§ **Exercise brief**
Search the data for the string "think" and extract every line where it appears.

§ **Records for processing**
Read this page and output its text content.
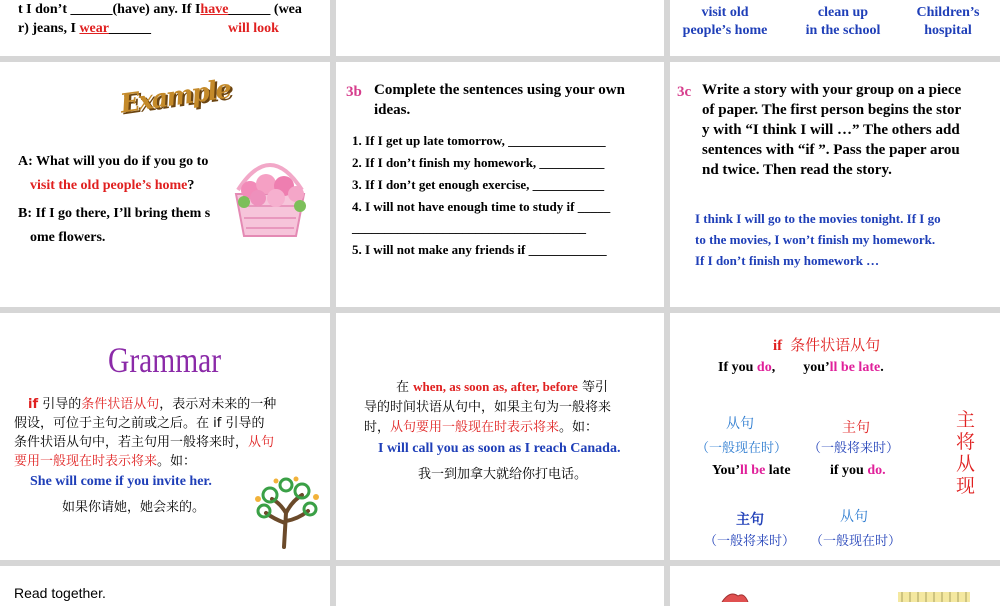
t I don’t ______(have) any. If Ihave______ (wea
r) jeans, I wear______	will look
visit old
people’s home
clean up
in the school
Children’s
hospital
Example
A: What will you do if you go to
visit the old people’s home?
B: If I go there, I’ll bring them s
ome flowers.
3b Complete the sentences using your own ideas.
1. If I get up late tomorrow, _______________
2. If I don’t finish my homework, __________
3. If I don’t get enough exercise, ___________
4. I will not have enough time to study if _____
____________________________________
5. I will not make any friends if ____________
3c Write a story with your group on a piece
of paper. The first person begins the stor
y with “I think I will …” The others add
sentences with “if ”. Pass the paper arou
nd twice. Then read the story.
I think I will go to the movies tonight. If I go
to the movies, I won’t finish my homework.
If I don’t finish my homework …
Grammar
if 引导的条件状语从句，表示对未来的一种
假设，可位于主句之前或之后。在 if 引导的
条件状语从句中，若主句用一般将来时，从句
要用一般现在时表示将来。如：
She will come if you invite her.
如果你请她，她会来的。
在 when, as soon as, after, before 等引
导的时间状语从句中，如果主句为一般将来
时，从句要用一般现在时表示将来。如：
I will call you as soon as I reach Canada.
我一到加拿大就给你打电话。
if 条件状语从句
If you do,        you’ll be late.
从句	主句
（一般现在时） （一般将来时）
You’ll be late	if you do.
主句	从句
（一般将来时） （一般现在时）
主将从现
Read together.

§ **Correct output**
y with “I think I will …” The others add
I think I will go to the movies tonight. If I go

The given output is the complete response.